Records about charts and figures
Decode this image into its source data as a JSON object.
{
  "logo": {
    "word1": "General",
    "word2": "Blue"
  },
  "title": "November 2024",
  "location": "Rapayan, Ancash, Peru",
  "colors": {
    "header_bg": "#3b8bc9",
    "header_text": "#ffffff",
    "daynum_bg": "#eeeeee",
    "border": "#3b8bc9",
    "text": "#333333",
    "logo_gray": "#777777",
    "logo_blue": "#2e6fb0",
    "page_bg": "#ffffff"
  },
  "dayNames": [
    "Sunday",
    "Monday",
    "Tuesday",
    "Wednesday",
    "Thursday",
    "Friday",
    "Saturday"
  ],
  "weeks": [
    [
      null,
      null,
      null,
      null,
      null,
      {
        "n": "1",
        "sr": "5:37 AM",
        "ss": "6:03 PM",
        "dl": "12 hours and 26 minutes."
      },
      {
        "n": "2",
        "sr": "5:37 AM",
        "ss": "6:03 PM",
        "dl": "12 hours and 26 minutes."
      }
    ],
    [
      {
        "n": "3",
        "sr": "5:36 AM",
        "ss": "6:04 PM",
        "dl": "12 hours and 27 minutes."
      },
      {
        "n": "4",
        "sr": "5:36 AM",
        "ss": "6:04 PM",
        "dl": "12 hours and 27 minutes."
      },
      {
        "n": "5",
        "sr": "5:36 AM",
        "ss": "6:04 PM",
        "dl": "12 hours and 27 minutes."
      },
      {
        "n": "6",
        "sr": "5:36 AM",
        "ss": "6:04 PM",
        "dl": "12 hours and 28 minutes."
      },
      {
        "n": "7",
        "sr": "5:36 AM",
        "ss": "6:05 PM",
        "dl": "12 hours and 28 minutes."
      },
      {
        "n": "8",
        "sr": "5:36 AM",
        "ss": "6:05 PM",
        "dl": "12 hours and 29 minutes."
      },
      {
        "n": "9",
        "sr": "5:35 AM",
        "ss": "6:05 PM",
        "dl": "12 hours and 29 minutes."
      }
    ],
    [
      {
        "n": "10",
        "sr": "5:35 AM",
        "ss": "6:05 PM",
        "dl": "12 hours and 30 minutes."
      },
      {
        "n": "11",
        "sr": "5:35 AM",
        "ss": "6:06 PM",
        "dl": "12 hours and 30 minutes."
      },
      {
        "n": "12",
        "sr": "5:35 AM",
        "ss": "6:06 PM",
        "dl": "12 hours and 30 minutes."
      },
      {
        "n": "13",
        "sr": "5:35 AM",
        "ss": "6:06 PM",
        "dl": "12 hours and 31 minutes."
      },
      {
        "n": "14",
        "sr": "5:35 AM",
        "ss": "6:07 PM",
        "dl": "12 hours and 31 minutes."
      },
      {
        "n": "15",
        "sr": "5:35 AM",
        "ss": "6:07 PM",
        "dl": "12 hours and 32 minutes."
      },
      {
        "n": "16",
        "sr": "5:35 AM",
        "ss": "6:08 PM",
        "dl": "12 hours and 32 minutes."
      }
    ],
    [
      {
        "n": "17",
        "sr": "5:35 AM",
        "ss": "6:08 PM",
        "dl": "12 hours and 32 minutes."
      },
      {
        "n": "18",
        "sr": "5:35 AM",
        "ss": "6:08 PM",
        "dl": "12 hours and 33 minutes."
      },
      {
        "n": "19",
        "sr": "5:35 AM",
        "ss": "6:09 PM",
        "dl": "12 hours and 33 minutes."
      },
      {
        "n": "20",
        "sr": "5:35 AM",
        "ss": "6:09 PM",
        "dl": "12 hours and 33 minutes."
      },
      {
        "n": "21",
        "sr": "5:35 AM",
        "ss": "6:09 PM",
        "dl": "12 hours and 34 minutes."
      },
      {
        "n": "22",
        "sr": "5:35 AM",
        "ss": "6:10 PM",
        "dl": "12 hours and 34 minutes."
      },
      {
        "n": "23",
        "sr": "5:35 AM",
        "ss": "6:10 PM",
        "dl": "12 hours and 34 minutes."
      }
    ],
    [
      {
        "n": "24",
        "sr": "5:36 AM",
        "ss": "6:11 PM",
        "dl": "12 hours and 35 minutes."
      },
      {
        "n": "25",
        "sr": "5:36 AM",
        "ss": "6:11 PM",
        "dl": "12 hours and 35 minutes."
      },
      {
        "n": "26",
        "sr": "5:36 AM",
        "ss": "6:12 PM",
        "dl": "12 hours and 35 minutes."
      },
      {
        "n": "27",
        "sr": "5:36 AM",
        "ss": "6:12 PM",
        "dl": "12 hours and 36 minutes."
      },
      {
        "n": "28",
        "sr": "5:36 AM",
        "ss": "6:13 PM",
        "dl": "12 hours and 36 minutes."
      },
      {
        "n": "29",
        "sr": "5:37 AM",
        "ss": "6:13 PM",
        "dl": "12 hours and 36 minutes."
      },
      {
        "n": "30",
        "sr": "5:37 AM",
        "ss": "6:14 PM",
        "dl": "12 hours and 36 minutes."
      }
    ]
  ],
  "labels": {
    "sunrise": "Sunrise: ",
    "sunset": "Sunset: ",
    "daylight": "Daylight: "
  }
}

* [TASK DETAILS]:
Output the entries exactly.

* [SOLUTION TO THIS TASK]:
Decode this image into its source data as a JSON object.
{
  "logo": {
    "word1": "General",
    "word2": "Blue"
  },
  "title": "November 2024",
  "location": "Rapayan, Ancash, Peru",
  "colors": {
    "header_bg": "#3b8bc9",
    "header_text": "#ffffff",
    "daynum_bg": "#eeeeee",
    "border": "#3b8bc9",
    "text": "#333333",
    "logo_gray": "#777777",
    "logo_blue": "#2e6fb0",
    "page_bg": "#ffffff"
  },
  "dayNames": [
    "Sunday",
    "Monday",
    "Tuesday",
    "Wednesday",
    "Thursday",
    "Friday",
    "Saturday"
  ],
  "weeks": [
    [
      null,
      null,
      null,
      null,
      null,
      {
        "n": "1",
        "sr": "5:37 AM",
        "ss": "6:03 PM",
        "dl": "12 hours and 26 minutes."
      },
      {
        "n": "2",
        "sr": "5:37 AM",
        "ss": "6:03 PM",
        "dl": "12 hours and 26 minutes."
      }
    ],
    [
      {
        "n": "3",
        "sr": "5:36 AM",
        "ss": "6:04 PM",
        "dl": "12 hours and 27 minutes."
      },
      {
        "n": "4",
        "sr": "5:36 AM",
        "ss": "6:04 PM",
        "dl": "12 hours and 27 minutes."
      },
      {
        "n": "5",
        "sr": "5:36 AM",
        "ss": "6:04 PM",
        "dl": "12 hours and 27 minutes."
      },
      {
        "n": "6",
        "sr": "5:36 AM",
        "ss": "6:04 PM",
        "dl": "12 hours and 28 minutes."
      },
      {
        "n": "7",
        "sr": "5:36 AM",
        "ss": "6:05 PM",
        "dl": "12 hours and 28 minutes."
      },
      {
        "n": "8",
        "sr": "5:36 AM",
        "ss": "6:05 PM",
        "dl": "12 hours and 29 minutes."
      },
      {
        "n": "9",
        "sr": "5:35 AM",
        "ss": "6:05 PM",
        "dl": "12 hours and 29 minutes."
      }
    ],
    [
      {
        "n": "10",
        "sr": "5:35 AM",
        "ss": "6:05 PM",
        "dl": "12 hours and 30 minutes."
      },
      {
        "n": "11",
        "sr": "5:35 AM",
        "ss": "6:06 PM",
        "dl": "12 hours and 30 minutes."
      },
      {
        "n": "12",
        "sr": "5:35 AM",
        "ss": "6:06 PM",
        "dl": "12 hours and 30 minutes."
      },
      {
        "n": "13",
        "sr": "5:35 AM",
        "ss": "6:06 PM",
        "dl": "12 hours and 31 minutes."
      },
      {
        "n": "14",
        "sr": "5:35 AM",
        "ss": "6:07 PM",
        "dl": "12 hours and 31 minutes."
      },
      {
        "n": "15",
        "sr": "5:35 AM",
        "ss": "6:07 PM",
        "dl": "12 hours and 32 minutes."
      },
      {
        "n": "16",
        "sr": "5:35 AM",
        "ss": "6:08 PM",
        "dl": "12 hours and 32 minutes."
      }
    ],
    [
      {
        "n": "17",
        "sr": "5:35 AM",
        "ss": "6:08 PM",
        "dl": "12 hours and 32 minutes."
      },
      {
        "n": "18",
        "sr": "5:35 AM",
        "ss": "6:08 PM",
        "dl": "12 hours and 33 minutes."
      },
      {
        "n": "19",
        "sr": "5:35 AM",
        "ss": "6:09 PM",
        "dl": "12 hours and 33 minutes."
      },
      {
        "n": "20",
        "sr": "5:35 AM",
        "ss": "6:09 PM",
        "dl": "12 hours and 33 minutes."
      },
      {
        "n": "21",
        "sr": "5:35 AM",
        "ss": "6:09 PM",
        "dl": "12 hours and 34 minutes."
      },
      {
        "n": "22",
        "sr": "5:35 AM",
        "ss": "6:10 PM",
        "dl": "12 hours and 34 minutes."
      },
      {
        "n": "23",
        "sr": "5:35 AM",
        "ss": "6:10 PM",
        "dl": "12 hours and 34 minutes."
      }
    ],
    [
      {
        "n": "24",
        "sr": "5:36 AM",
        "ss": "6:11 PM",
        "dl": "12 hours and 35 minutes."
      },
      {
        "n": "25",
        "sr": "5:36 AM",
        "ss": "6:11 PM",
        "dl": "12 hours and 35 minutes."
      },
      {
        "n": "26",
        "sr": "5:36 AM",
        "ss": "6:12 PM",
        "dl": "12 hours and 35 minutes."
      },
      {
        "n": "27",
        "sr": "5:36 AM",
        "ss": "6:12 PM",
        "dl": "12 hours and 36 minutes."
      },
      {
        "n": "28",
        "sr": "5:36 AM",
        "ss": "6:13 PM",
        "dl": "12 hours and 36 minutes."
      },
      {
        "n": "29",
        "sr": "5:37 AM",
        "ss": "6:13 PM",
        "dl": "12 hours and 36 minutes."
      },
      {
        "n": "30",
        "sr": "5:37 AM",
        "ss": "6:14 PM",
        "dl": "12 hours and 36 minutes."
      }
    ]
  ],
  "labels": {
    "sunrise": "Sunrise: ",
    "sunset": "Sunset: ",
    "daylight": "Daylight: "
  }
}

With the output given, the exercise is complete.